**** Source passage ****
Wednesday, December 27, 1944

The Charlotte News

Wednesday, December 27, 1944

FOUR EDITORIALS

Site Ed. Note: The front page reports that American tanks and infantry had regained the initiative from the German offensive during the previous 24 hours. Details, however, were not yet released. The dispatch had come from the area of Stavelot. By Tuesday morning, Celles had been recaptured by the Americans, the position to which Von Rundstedt's forces had made deepest penetration, to within four miles of the Meuse. The Germans appeared to be shifting their main thrust to the northwest, toward the Antwerp area, in an effort to interdict Allied supplies.

German tanks and self-propelled guns were being found without gasoline, an indication of the impact of air support on Von Rundstedt's supply lines. Food also was reported to be running low.

Allied officers estimated that more than 2,000 German spies dressed in American uniforms, and sometimes using American tanks and equipment, were being utilized in the drive, either dropped by parachute behind American lines or infiltrating directly. A Sherman tank with a German crew had struck American lines the previous day and escaped.

A total of twenty German divisions were now operating in the Battle of the Bulge, ten of them armored or armored infantry.

To within the Bastogne trap, where General McAuliffe had refused the entreaty of the Germans to surrender on December 22, one American Army vehicle had managed to break through to reach the troops cut off from supplies for more than a week. Hundreds of tons of supplies were dropped by parachute to the men by Christmas Eve via C-47 transports after a lone C-47 had dropped pathfinder paratroops to locate the position of the trapped division. American columns were reported by the BBC to be within 1.25 miles of the town.

This would be the last day of the ten-day siege of Bastogne, ending in victory for the previously trapped 101st Airborne Division.

The German breakthrough of the lines on December 16 was now being blamed on a failure of the Allied Intelligence Service to detect the presence of the build-up of troops in the sector. It had been thought that the Germans and Americans were using the Ardennes Forest as a rest and training area, that it afforded no strategic advantage as a route of penetration. It was also believed that Von Rundstedt had no strategic reserve elements with which to launch a major offensive, that morale of the German soldiers was low, that the primary goal therefore was to fight a defensive action within the Ruhr, that the Luftwaffe had no remaining capability to provide air cover, and that shortages of gasoline and materials prevented any large offensive.

Thus far, every such assumption had proved erroneous, with the exception that gasoline and supplies were beginning to run low from Allied air pounding of rail lines.

Six hundred American heavy bombers and 400 escorts struck rail targets in Western Germany, at Euskirchen and Andernach, northwest of Coblenz, and at Homburg and Fulda, south of Kassel. The RAF struck German positions north of St. Vith. The Allies lost only one bomber and 30 fighters in 2,100 sorties flown the previous day. Fully 475 German planes had been destroyed since Saturday.

Approximately 500 heavy bombers of the Fifteenth Air Force out of Italy struck three synthetic oil refineries in Germany.
****
* [Short exercise A]: In the editor's note on the Battle of the Bulge, explain in one to three sentences why the Allies failed to foresee the German breakthrough of December 16.
* [Short exercise B]: Write the next part of the editor's note on the Battle of the Bulge, picking up after its final sentence.
**** Dataset extract ****
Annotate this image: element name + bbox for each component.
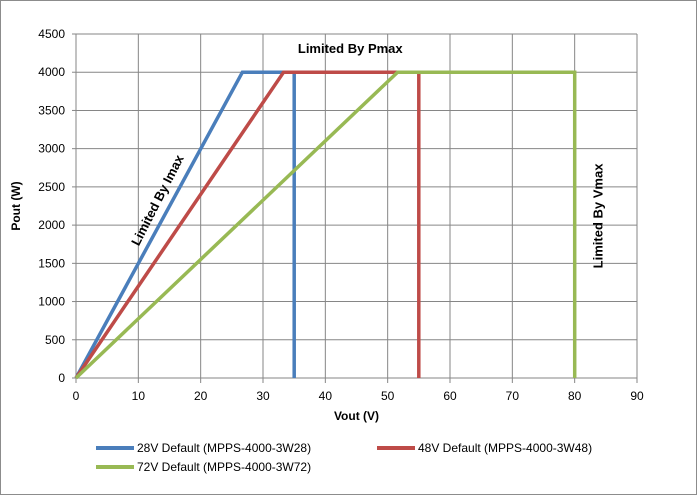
****
* [Answer A]: The breakthrough was blamed on the Allied Intelligence Service's failure to detect the German build-up of troops in the sector. Allied planners believed that the Ardennes Forest was a rest and training area with no strategic value as a route of penetration and that Von Rundstedt had no strategic reserves. They also thought German morale was low, the Luftwaffe could no longer provide air cover, and shortages of gasoline and materials ruled out any large offensive.

* [Answer B]:
B-29's again raided Tokyo, the fifth such raid on the capital city since June 15 and the first raid since December 3. The Japanese set the number of Superfortresses at 50 and claimed that one had gone down in flames over the city.

Land-based American bombers raided Manila for the fourth consecutive day, concentrating on Clark Field.

Major Thomas McGuire of San Antonio scored his 38th hit of the war during those raids, bringing him within two of the record thus far set by Major Richard I. Bong, with 40 kills.

In the Pacific, American submarines had sunk a large Japanese aircraft carrier and twenty other warships, dates and locations not being provided.

The Russians were now charging from the hills into the western section of Budapest, set on fire by the Germans. All roads of escape had been severed. It was not known how many Nazis were left to defend the capital, but the Germans continued to fight to hold the city street by street. Thousands of German dead were lining the roads from Szechesfehervar to Budapest. King Tiger and Panther tanks were left behind along the way in the fields. Armored units were seeking to move toward the two large bridges which spanned the Danube to Pest, the eastern section of the city.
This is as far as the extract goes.